(Region annotation items)
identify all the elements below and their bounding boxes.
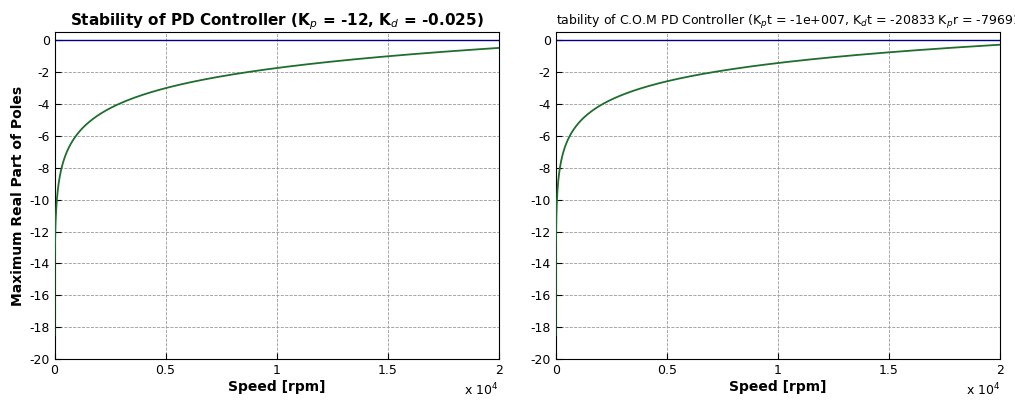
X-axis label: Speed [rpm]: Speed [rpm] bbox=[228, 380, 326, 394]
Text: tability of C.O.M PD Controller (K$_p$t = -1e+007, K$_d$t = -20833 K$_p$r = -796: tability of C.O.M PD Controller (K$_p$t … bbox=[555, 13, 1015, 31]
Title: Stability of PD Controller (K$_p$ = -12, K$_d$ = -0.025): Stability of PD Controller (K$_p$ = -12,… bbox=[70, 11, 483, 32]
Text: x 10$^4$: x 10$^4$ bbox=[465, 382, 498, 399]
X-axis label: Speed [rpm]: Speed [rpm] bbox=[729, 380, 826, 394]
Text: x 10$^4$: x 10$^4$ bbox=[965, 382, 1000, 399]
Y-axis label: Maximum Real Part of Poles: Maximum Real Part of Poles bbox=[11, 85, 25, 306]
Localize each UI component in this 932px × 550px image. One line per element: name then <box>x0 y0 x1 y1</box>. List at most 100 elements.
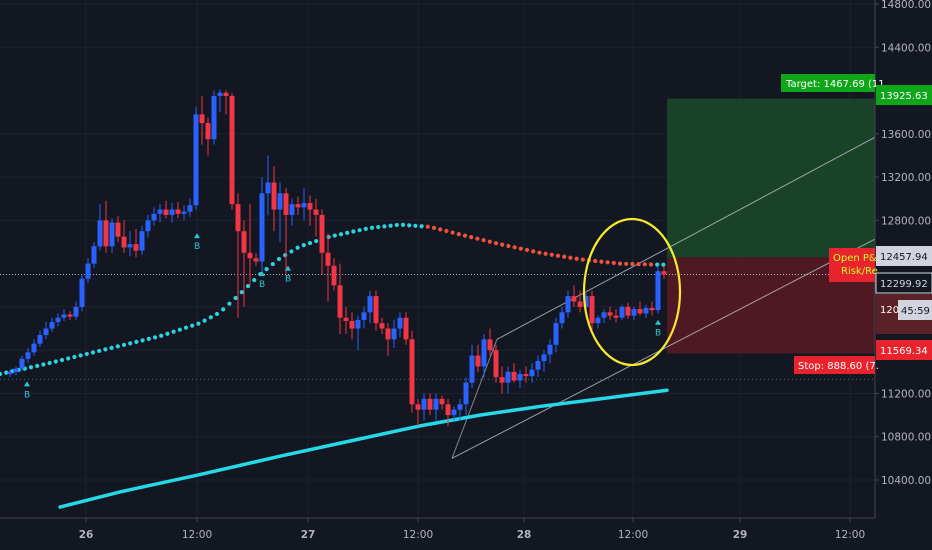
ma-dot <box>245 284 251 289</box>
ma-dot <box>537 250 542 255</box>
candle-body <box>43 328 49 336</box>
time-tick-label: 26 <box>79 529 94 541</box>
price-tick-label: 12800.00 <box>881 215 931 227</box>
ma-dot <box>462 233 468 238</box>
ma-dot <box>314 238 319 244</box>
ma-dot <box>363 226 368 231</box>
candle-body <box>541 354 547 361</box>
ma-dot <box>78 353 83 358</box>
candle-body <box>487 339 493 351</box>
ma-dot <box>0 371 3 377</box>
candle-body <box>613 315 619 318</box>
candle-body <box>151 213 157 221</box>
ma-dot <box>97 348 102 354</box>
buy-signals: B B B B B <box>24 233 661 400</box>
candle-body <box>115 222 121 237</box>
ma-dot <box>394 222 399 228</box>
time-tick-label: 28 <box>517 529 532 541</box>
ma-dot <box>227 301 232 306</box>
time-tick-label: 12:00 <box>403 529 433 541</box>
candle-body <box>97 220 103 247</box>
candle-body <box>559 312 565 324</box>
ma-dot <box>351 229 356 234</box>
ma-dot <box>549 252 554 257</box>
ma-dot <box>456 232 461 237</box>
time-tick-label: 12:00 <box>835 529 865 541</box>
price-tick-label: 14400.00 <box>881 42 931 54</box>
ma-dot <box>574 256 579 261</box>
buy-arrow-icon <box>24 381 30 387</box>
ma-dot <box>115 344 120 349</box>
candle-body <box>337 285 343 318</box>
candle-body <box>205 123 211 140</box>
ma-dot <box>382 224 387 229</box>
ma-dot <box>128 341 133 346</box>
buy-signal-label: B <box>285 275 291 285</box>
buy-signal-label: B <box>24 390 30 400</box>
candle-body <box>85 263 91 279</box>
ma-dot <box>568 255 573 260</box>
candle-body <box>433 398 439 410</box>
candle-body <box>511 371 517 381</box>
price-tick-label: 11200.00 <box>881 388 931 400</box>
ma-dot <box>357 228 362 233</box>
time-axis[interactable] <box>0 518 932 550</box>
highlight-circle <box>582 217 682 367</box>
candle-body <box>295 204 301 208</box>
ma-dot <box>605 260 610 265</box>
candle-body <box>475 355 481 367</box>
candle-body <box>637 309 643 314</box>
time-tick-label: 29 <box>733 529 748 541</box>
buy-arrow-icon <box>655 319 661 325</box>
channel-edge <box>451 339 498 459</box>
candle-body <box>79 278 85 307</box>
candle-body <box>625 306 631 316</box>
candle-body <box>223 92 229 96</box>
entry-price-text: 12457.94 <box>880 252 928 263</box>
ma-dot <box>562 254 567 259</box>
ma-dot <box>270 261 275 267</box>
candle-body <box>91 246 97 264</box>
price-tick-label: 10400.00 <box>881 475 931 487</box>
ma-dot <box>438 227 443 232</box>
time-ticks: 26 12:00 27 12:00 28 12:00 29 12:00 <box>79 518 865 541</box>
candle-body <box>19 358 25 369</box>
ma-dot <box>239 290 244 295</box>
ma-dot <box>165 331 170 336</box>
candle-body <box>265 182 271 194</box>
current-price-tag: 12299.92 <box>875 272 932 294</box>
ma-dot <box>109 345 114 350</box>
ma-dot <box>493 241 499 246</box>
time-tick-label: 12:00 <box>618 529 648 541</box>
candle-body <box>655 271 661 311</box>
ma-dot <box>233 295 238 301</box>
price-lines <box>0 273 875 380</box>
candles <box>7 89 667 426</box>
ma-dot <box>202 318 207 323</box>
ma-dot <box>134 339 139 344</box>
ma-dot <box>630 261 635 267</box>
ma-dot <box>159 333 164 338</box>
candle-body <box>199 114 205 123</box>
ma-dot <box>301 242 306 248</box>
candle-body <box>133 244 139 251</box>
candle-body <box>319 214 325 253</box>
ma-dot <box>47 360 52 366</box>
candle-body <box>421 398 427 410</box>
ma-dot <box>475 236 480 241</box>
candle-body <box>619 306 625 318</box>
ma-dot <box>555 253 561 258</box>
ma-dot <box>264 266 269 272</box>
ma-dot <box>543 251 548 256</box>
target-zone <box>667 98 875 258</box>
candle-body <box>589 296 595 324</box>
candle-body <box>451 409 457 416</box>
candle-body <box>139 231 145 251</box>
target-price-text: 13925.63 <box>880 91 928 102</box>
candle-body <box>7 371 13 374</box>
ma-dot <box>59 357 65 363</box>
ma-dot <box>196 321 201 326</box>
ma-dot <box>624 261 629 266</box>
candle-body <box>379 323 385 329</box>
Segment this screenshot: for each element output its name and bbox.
---
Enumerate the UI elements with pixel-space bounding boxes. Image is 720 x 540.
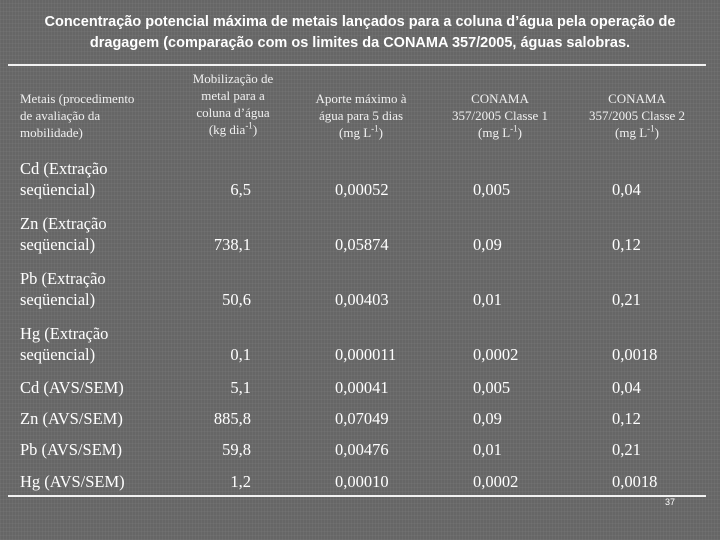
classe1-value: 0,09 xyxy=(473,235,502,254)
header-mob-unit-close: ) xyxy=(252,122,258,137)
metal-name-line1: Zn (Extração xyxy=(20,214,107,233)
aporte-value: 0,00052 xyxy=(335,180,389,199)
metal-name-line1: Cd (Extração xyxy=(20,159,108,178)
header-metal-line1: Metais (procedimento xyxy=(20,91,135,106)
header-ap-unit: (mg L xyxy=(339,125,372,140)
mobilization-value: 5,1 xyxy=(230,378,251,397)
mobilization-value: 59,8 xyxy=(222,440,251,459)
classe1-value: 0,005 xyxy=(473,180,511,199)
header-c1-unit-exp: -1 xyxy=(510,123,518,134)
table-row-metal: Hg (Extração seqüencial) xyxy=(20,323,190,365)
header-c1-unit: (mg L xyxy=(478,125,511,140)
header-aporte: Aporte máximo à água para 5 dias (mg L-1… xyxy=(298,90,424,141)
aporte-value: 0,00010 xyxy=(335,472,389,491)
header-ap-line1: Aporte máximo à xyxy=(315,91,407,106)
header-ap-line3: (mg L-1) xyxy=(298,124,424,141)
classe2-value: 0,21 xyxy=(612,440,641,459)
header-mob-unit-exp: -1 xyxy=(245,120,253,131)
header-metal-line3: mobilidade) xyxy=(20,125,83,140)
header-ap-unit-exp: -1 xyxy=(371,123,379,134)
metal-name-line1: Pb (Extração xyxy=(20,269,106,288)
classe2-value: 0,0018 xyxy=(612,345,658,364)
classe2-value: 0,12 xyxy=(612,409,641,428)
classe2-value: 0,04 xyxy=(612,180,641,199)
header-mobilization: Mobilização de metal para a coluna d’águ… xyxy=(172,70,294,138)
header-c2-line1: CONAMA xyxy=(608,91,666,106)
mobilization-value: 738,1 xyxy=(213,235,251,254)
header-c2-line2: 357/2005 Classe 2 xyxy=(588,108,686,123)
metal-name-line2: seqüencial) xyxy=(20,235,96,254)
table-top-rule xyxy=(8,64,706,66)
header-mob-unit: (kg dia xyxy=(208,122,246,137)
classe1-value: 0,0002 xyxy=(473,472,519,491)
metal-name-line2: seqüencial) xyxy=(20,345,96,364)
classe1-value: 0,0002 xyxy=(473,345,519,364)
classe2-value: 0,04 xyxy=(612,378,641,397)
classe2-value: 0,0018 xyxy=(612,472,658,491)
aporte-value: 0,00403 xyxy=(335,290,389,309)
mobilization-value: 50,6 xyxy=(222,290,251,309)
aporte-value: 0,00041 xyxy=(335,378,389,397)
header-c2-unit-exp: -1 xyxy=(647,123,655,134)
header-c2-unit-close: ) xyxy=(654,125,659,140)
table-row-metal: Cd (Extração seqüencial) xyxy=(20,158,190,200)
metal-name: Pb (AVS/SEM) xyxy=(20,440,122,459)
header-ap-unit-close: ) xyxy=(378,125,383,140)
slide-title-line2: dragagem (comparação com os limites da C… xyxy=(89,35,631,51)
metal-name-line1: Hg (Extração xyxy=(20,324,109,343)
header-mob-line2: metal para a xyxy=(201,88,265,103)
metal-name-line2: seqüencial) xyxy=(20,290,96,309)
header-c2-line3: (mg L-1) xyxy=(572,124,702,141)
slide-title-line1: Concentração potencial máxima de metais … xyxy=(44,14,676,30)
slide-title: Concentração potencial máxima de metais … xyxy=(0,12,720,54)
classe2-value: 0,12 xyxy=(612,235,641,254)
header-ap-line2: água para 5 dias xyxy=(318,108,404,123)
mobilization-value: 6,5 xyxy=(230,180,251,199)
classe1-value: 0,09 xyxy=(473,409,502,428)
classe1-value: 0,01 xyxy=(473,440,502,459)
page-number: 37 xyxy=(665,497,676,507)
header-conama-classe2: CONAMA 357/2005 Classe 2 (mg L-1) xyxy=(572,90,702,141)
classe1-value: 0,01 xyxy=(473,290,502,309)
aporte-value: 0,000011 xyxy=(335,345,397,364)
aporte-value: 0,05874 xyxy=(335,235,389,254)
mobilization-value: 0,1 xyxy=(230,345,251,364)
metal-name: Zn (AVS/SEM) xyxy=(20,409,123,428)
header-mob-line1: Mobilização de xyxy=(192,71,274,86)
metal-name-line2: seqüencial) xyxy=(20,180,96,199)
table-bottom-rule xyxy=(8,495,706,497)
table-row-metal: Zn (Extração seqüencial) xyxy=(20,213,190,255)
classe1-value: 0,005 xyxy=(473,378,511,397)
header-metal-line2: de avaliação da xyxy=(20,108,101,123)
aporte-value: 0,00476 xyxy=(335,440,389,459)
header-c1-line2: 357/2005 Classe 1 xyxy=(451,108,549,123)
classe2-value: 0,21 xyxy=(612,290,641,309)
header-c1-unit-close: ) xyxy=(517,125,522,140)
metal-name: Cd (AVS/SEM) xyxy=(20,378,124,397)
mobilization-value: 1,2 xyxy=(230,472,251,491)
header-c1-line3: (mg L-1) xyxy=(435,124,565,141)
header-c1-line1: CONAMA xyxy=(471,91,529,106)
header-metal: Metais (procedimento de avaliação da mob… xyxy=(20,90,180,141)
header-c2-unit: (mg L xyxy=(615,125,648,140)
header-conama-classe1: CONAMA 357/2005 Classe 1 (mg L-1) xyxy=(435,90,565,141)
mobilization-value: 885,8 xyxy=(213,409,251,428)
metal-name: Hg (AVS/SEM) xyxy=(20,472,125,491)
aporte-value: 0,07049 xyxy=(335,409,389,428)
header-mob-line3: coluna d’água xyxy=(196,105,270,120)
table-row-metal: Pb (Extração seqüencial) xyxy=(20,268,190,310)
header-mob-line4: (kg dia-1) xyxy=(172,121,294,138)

» **Stated exercise**
Give the lines starting at the one containing "identify all the" and ending at the one containing "Localize each UI" as a numbered list, skipping any blank lines. Leave the pictures out of your answer.

» **Result for this task**
1. identify all the elements below and their bounding boxes.
2. X-axis label: Speed [rpm]: Speed [rpm] bbox=[228, 380, 326, 394]
3. Text: tability of C.O.M PD Controller (K$_p$t = -1e+007, K$_d$t = -20833 K$_p$r = -796: tability of C.O.M PD Controller (K$_p$t … bbox=[555, 13, 1015, 31]
4. Title: Stability of PD Controller (K$_p$ = -12, K$_d$ = -0.025): Stability of PD Controller (K$_p$ = -12,… bbox=[70, 11, 483, 32]
5. Text: x 10$^4$: x 10$^4$ bbox=[465, 382, 498, 399]
6. X-axis label: Speed [rpm]: Speed [rpm] bbox=[729, 380, 826, 394]
7. Text: x 10$^4$: x 10$^4$ bbox=[965, 382, 1000, 399]
8. Y-axis label: Maximum Real Part of Poles: Maximum Real Part of Poles bbox=[11, 85, 25, 306]
9. Localize each UI component in this 932px × 550px image. One line per element: name then <box>x0 y0 x1 y1</box>. List at most 100 elements.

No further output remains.